### Your goal
From the entries below, copy every line that holds the word "Accuracy".

### Items
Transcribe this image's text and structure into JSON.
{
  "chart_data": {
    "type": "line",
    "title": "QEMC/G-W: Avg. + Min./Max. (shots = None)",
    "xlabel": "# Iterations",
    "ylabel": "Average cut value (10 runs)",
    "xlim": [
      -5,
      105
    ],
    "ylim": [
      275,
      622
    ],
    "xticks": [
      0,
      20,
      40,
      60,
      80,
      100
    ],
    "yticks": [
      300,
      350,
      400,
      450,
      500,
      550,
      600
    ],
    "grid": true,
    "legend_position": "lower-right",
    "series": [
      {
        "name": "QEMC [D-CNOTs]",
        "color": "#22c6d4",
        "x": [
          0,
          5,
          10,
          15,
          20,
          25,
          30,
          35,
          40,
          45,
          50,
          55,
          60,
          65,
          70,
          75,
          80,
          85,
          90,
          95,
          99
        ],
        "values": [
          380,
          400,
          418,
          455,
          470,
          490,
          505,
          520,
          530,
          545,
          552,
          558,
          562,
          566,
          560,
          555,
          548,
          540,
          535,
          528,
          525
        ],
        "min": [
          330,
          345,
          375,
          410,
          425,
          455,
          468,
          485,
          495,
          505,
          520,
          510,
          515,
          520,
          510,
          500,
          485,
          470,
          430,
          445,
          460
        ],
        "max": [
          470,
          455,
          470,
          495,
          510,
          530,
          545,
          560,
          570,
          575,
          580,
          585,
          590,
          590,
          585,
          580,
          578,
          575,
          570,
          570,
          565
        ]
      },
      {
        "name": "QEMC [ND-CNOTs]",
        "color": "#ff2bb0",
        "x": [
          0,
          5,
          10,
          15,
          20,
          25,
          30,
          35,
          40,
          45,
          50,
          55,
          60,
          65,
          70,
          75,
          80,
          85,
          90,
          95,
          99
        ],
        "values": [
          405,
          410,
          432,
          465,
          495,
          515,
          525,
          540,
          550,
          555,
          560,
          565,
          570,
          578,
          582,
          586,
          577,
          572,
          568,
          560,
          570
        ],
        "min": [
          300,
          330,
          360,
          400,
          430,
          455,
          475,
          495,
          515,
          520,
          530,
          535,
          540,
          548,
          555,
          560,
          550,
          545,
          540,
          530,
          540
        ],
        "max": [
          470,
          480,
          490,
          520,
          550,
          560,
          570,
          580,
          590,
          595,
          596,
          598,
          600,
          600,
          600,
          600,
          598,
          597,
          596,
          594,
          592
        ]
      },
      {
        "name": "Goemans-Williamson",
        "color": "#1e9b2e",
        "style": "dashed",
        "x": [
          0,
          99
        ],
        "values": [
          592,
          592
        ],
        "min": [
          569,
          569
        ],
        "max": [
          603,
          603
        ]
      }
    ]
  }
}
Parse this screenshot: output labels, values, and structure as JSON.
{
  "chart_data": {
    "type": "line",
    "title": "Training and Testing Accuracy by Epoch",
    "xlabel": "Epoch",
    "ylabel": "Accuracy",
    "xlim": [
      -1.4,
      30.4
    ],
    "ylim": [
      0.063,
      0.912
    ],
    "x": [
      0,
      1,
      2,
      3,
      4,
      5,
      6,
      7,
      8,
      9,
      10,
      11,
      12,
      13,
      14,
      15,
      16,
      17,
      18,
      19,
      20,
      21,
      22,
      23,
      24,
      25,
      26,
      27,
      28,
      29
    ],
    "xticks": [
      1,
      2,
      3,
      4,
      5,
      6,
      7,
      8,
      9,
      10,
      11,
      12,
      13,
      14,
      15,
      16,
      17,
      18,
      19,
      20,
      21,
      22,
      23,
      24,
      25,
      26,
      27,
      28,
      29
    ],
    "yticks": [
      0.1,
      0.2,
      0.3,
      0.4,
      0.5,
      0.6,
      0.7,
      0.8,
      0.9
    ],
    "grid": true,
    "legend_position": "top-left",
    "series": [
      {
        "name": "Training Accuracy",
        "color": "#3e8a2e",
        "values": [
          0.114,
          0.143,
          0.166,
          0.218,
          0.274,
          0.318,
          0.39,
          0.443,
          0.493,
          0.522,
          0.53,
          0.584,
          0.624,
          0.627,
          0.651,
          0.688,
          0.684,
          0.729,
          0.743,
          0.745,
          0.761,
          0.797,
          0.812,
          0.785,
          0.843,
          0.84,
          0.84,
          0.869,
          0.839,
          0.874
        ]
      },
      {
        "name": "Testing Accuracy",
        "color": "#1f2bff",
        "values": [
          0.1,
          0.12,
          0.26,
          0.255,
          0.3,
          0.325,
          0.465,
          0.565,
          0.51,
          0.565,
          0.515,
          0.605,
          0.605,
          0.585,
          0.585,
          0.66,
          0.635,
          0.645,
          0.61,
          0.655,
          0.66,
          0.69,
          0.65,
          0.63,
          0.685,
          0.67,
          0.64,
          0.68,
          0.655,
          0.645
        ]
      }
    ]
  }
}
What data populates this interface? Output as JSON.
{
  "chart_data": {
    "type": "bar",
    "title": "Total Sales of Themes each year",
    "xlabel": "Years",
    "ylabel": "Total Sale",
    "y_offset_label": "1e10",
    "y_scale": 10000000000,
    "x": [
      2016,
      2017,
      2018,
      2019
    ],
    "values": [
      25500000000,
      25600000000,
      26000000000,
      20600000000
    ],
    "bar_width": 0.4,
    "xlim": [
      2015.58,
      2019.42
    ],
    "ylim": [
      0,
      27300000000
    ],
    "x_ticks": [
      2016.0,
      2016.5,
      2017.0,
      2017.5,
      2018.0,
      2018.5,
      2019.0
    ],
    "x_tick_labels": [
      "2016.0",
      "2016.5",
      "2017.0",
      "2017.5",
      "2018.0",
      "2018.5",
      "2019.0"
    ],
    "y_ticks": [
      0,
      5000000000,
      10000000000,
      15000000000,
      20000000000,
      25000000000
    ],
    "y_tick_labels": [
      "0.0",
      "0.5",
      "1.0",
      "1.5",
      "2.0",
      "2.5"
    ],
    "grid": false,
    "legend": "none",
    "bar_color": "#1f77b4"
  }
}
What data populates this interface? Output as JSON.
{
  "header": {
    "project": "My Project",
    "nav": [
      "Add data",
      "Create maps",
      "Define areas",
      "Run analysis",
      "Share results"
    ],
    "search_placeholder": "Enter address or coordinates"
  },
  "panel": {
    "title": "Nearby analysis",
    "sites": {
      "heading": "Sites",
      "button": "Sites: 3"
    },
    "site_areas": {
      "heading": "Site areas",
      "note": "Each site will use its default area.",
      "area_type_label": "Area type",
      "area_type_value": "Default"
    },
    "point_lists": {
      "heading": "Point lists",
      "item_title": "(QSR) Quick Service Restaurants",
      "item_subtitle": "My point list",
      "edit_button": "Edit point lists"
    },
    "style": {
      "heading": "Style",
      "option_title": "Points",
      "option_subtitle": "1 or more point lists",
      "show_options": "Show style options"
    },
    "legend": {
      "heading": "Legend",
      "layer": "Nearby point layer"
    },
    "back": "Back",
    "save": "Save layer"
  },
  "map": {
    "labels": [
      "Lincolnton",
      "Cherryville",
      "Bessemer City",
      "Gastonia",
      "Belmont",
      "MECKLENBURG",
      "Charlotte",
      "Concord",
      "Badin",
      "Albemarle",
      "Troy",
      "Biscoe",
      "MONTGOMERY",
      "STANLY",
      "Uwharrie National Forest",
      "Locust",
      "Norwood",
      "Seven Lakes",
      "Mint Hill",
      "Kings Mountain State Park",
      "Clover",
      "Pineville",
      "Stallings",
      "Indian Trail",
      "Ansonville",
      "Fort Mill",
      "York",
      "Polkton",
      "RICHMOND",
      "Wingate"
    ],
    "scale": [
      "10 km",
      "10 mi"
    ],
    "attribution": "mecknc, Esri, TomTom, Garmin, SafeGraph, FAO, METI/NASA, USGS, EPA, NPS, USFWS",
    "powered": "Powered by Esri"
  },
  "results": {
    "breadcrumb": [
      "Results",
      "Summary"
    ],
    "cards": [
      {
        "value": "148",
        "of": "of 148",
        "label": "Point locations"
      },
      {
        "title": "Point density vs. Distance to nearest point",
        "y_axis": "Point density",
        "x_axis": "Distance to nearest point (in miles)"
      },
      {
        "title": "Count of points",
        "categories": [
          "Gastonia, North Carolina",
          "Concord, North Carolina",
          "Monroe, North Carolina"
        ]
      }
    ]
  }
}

### Written solution
    "title": "Training and Testing Accuracy by Epoch",
    "ylabel": "Accuracy",
        "name": "Training Accuracy",
        "name": "Testing Accuracy",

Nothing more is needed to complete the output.